Brief:
Gather up the lines that contain "贵州商品房销售面积".

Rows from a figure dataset

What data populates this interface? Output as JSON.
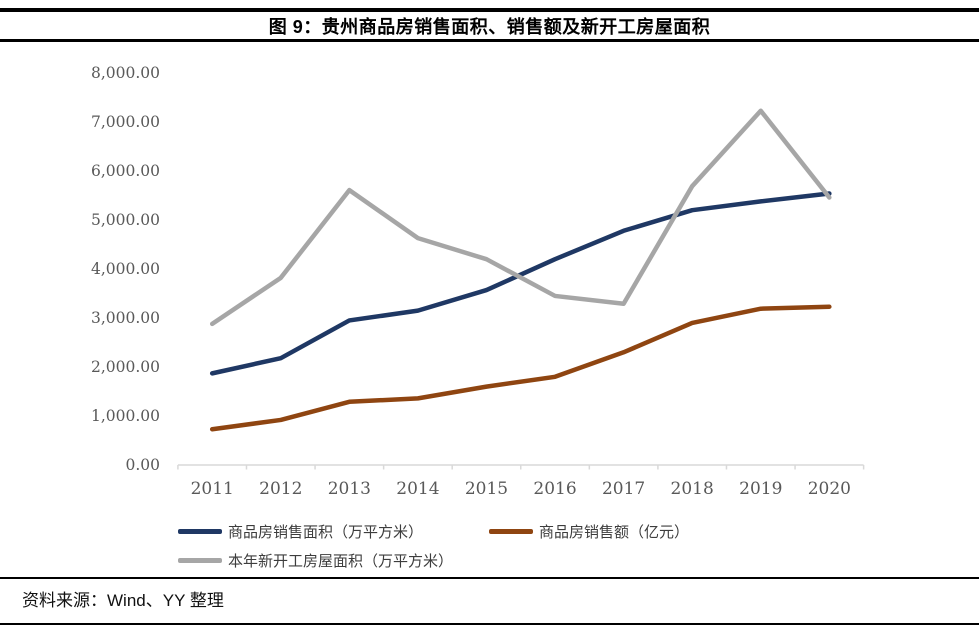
{
  "header": {
    "title": "图 9：贵州商品房销售面积、销售额及新开工房屋面积"
  },
  "footer": {
    "source": "资料来源：Wind、YY 整理"
  },
  "chart_data": {
    "type": "line",
    "title": "图 9：贵州商品房销售面积、销售额及新开工房屋面积",
    "x": [
      2011,
      2012,
      2013,
      2014,
      2015,
      2016,
      2017,
      2018,
      2019,
      2020
    ],
    "series": [
      {
        "name": "商品房销售面积（万平方米）",
        "color": "#1F3864",
        "values": [
          1870,
          2180,
          2950,
          3150,
          3570,
          4200,
          4780,
          5200,
          5380,
          5540
        ]
      },
      {
        "name": "商品房销售额（亿元）",
        "color": "#8F4511",
        "values": [
          730,
          920,
          1290,
          1360,
          1600,
          1800,
          2300,
          2900,
          3190,
          3230
        ]
      },
      {
        "name": "本年新开工房屋面积（万平方米）",
        "color": "#A6A6A6",
        "values": [
          2880,
          3820,
          5610,
          4630,
          4200,
          3450,
          3290,
          5690,
          7230,
          5460
        ]
      }
    ],
    "xlabel": "",
    "ylabel": "",
    "ylim": [
      0,
      8000
    ],
    "ytick_step": 1000,
    "ytick_labels": [
      "0.00",
      "1,000.00",
      "2,000.00",
      "3,000.00",
      "4,000.00",
      "5,000.00",
      "6,000.00",
      "7,000.00",
      "8,000.00"
    ],
    "grid": false,
    "legend_position": "bottom-left",
    "axis_line_color": "#D9D9D9",
    "tick_label_color": "#595959"
  }
}
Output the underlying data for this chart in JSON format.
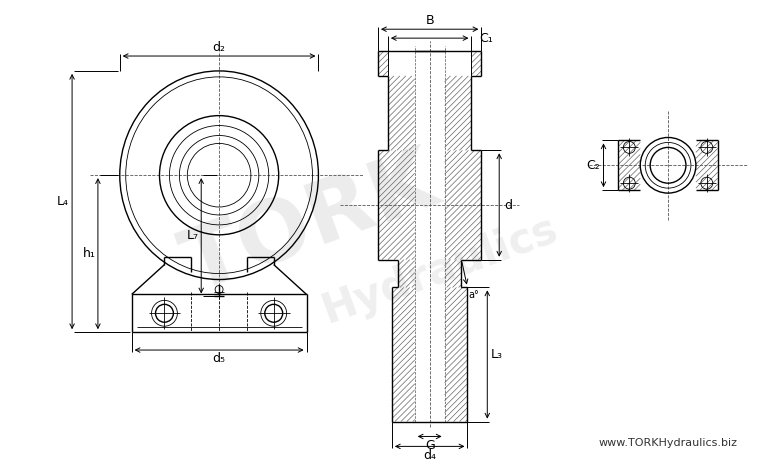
{
  "bg_color": "#ffffff",
  "line_color": "#000000",
  "watermark_color": "#d0d0d0",
  "website": "www.TORKHydraulics.biz",
  "figsize": [
    7.62,
    4.65
  ],
  "dpi": 100,
  "labels": {
    "d2": "d₂",
    "d5": "d₅",
    "d4": "d₄",
    "L4": "L₄",
    "L7": "L₇",
    "h1": "h₁",
    "B": "B",
    "C1": "C₁",
    "d": "d",
    "a": "a°",
    "L3": "L₃",
    "G": "G",
    "C2": "C₂"
  }
}
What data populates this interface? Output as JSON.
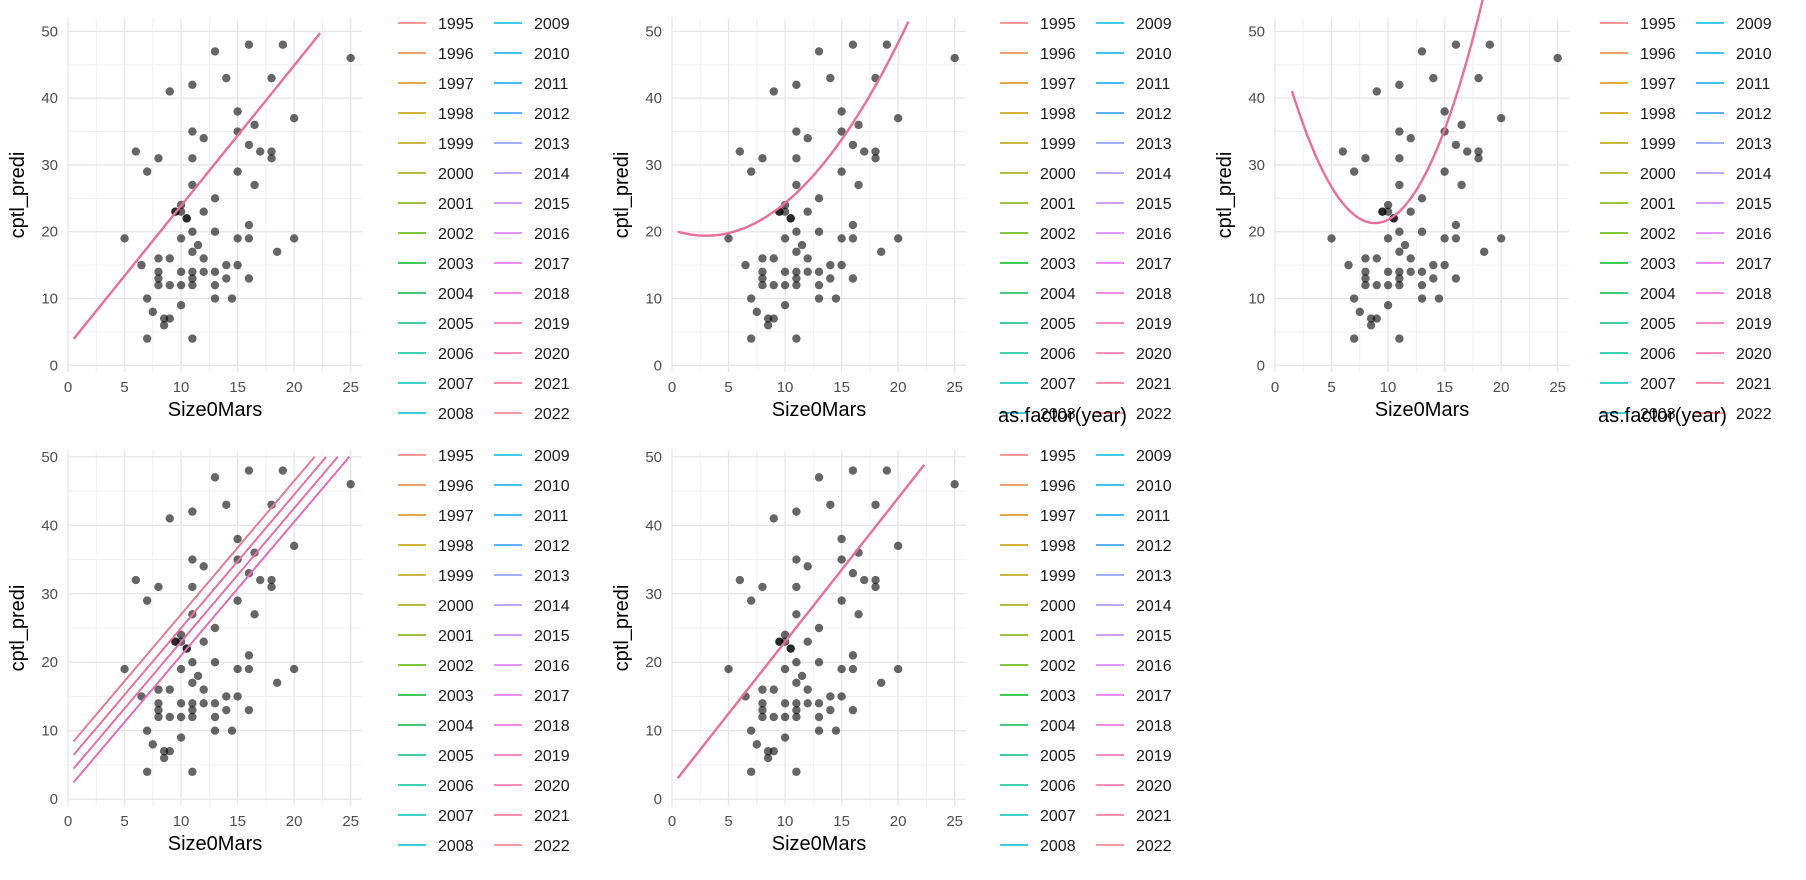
{
  "chart_data": [
    {
      "type": "scatter",
      "title": "",
      "xlabel": "Size0Mars",
      "ylabel": "cptl_predi",
      "xlim": [
        0,
        26
      ],
      "ylim": [
        -1,
        52
      ],
      "xticks": [
        0,
        5,
        10,
        15,
        20,
        25
      ],
      "yticks": [
        0,
        10,
        20,
        30,
        40,
        50
      ],
      "grid": true,
      "fit": {
        "kind": "linear",
        "intercept": 2.9,
        "slope": 2.1,
        "xrange": [
          0.5,
          22.3
        ]
      },
      "legend": {
        "title": "",
        "position": "right"
      }
    },
    {
      "type": "scatter",
      "title": "",
      "xlabel": "Size0Mars",
      "ylabel": "cptl_predi",
      "xlim": [
        0,
        26
      ],
      "ylim": [
        -1,
        52
      ],
      "xticks": [
        0,
        5,
        10,
        15,
        20,
        25
      ],
      "yticks": [
        0,
        10,
        20,
        30,
        40,
        50
      ],
      "grid": true,
      "fit": {
        "kind": "quadratic",
        "a": 0.1,
        "b": -0.6,
        "c": 20.3,
        "xrange": [
          0.5,
          20.9
        ]
      },
      "legend": {
        "title": "as.factor(year)",
        "position": "right"
      }
    },
    {
      "type": "scatter",
      "title": "",
      "xlabel": "Size0Mars",
      "ylabel": "cptl_predi",
      "xlim": [
        0,
        26
      ],
      "ylim": [
        -1,
        52
      ],
      "xticks": [
        0,
        5,
        10,
        15,
        20,
        25
      ],
      "yticks": [
        0,
        10,
        20,
        30,
        40,
        50
      ],
      "grid": true,
      "fit": {
        "kind": "quadratic",
        "a": 0.368,
        "b": -6.5,
        "c": 50.0,
        "xrange": [
          1.5,
          20.3
        ]
      },
      "legend": {
        "title": "as.factor(year)",
        "position": "right"
      }
    },
    {
      "type": "scatter",
      "title": "",
      "xlabel": "Size0Mars",
      "ylabel": "cptl_predi",
      "xlim": [
        0,
        26
      ],
      "ylim": [
        -1,
        51
      ],
      "xticks": [
        0,
        5,
        10,
        15,
        20,
        25
      ],
      "yticks": [
        0,
        10,
        20,
        30,
        40,
        50
      ],
      "grid": true,
      "fit": {
        "kind": "per-year-linear",
        "slope": 1.95,
        "intercept_min": 1.5,
        "intercept_max": 9.2,
        "xmin": 0.5,
        "ymax": 50
      },
      "legend": {
        "title": "",
        "position": "right"
      }
    },
    {
      "type": "scatter",
      "title": "",
      "xlabel": "Size0Mars",
      "ylabel": "cptl_predi",
      "xlim": [
        0,
        26
      ],
      "ylim": [
        -1,
        51
      ],
      "xticks": [
        0,
        5,
        10,
        15,
        20,
        25
      ],
      "yticks": [
        0,
        10,
        20,
        30,
        40,
        50
      ],
      "grid": true,
      "fit": {
        "kind": "linear",
        "intercept": 2.0,
        "slope": 2.1,
        "xrange": [
          0.5,
          22.3
        ]
      },
      "legend": {
        "title": "",
        "position": "right"
      }
    }
  ],
  "points": [
    [
      5,
      19
    ],
    [
      6,
      32
    ],
    [
      6.5,
      15
    ],
    [
      7,
      29
    ],
    [
      7,
      10
    ],
    [
      7,
      4
    ],
    [
      7.5,
      8
    ],
    [
      8,
      31
    ],
    [
      8,
      16
    ],
    [
      8,
      14
    ],
    [
      8,
      13
    ],
    [
      8,
      12
    ],
    [
      8.5,
      6
    ],
    [
      8.5,
      7
    ],
    [
      9,
      41
    ],
    [
      9,
      16
    ],
    [
      9,
      12
    ],
    [
      9,
      7
    ],
    [
      9.5,
      23
    ],
    [
      10,
      24
    ],
    [
      10,
      23
    ],
    [
      10,
      14
    ],
    [
      10,
      12
    ],
    [
      10,
      9
    ],
    [
      10.5,
      22
    ],
    [
      10,
      19
    ],
    [
      11,
      42
    ],
    [
      11,
      35
    ],
    [
      11,
      31
    ],
    [
      11,
      27
    ],
    [
      11,
      20
    ],
    [
      11,
      17
    ],
    [
      11,
      14
    ],
    [
      11,
      13
    ],
    [
      11,
      12
    ],
    [
      11,
      4
    ],
    [
      11.5,
      18
    ],
    [
      12,
      34
    ],
    [
      12,
      23
    ],
    [
      12,
      16
    ],
    [
      13,
      47
    ],
    [
      13,
      25
    ],
    [
      13,
      20
    ],
    [
      13,
      12
    ],
    [
      13,
      10
    ],
    [
      14,
      43
    ],
    [
      14,
      15
    ],
    [
      14,
      13
    ],
    [
      14.5,
      10
    ],
    [
      15,
      38
    ],
    [
      15,
      35
    ],
    [
      15,
      29
    ],
    [
      15,
      19
    ],
    [
      15,
      15
    ],
    [
      16,
      48
    ],
    [
      16,
      33
    ],
    [
      16,
      21
    ],
    [
      16,
      19
    ],
    [
      16,
      13
    ],
    [
      16.5,
      36
    ],
    [
      16.5,
      27
    ],
    [
      17,
      32
    ],
    [
      18,
      43
    ],
    [
      18,
      32
    ],
    [
      18,
      31
    ],
    [
      18.5,
      17
    ],
    [
      19,
      48
    ],
    [
      20,
      37
    ],
    [
      20,
      19
    ],
    [
      25,
      46
    ],
    [
      9.5,
      23
    ],
    [
      10.5,
      22
    ],
    [
      12,
      14
    ],
    [
      13,
      14
    ]
  ],
  "years": [
    "1995",
    "1996",
    "1997",
    "1998",
    "1999",
    "2000",
    "2001",
    "2002",
    "2003",
    "2004",
    "2005",
    "2006",
    "2007",
    "2008",
    "2009",
    "2010",
    "2011",
    "2012",
    "2013",
    "2014",
    "2015",
    "2016",
    "2017",
    "2018",
    "2019",
    "2020",
    "2021",
    "2022"
  ],
  "year_colors": [
    "#F8766D",
    "#EC823C",
    "#DD8D00",
    "#CA9700",
    "#B4A000",
    "#9BA800",
    "#7CAE00",
    "#53B400",
    "#00B81F",
    "#00BC55",
    "#00BF78",
    "#00C098",
    "#00C0B5",
    "#00BDD0",
    "#00B8E5",
    "#00B0F6",
    "#00A5FF",
    "#2A95FF",
    "#7F96FF",
    "#A58AFF",
    "#C77CFF",
    "#DE72F5",
    "#EF67EB",
    "#FB61D7",
    "#FF62BC",
    "#FF67A4",
    "#FF6C90",
    "#F47B86"
  ],
  "fit_color": "#EC6E96"
}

Solved problem:
    "title": "图 9：贵州商品房销售面积、销售额及新开工房屋面积"
    "title": "图 9：贵州商品房销售面积、销售额及新开工房屋面积",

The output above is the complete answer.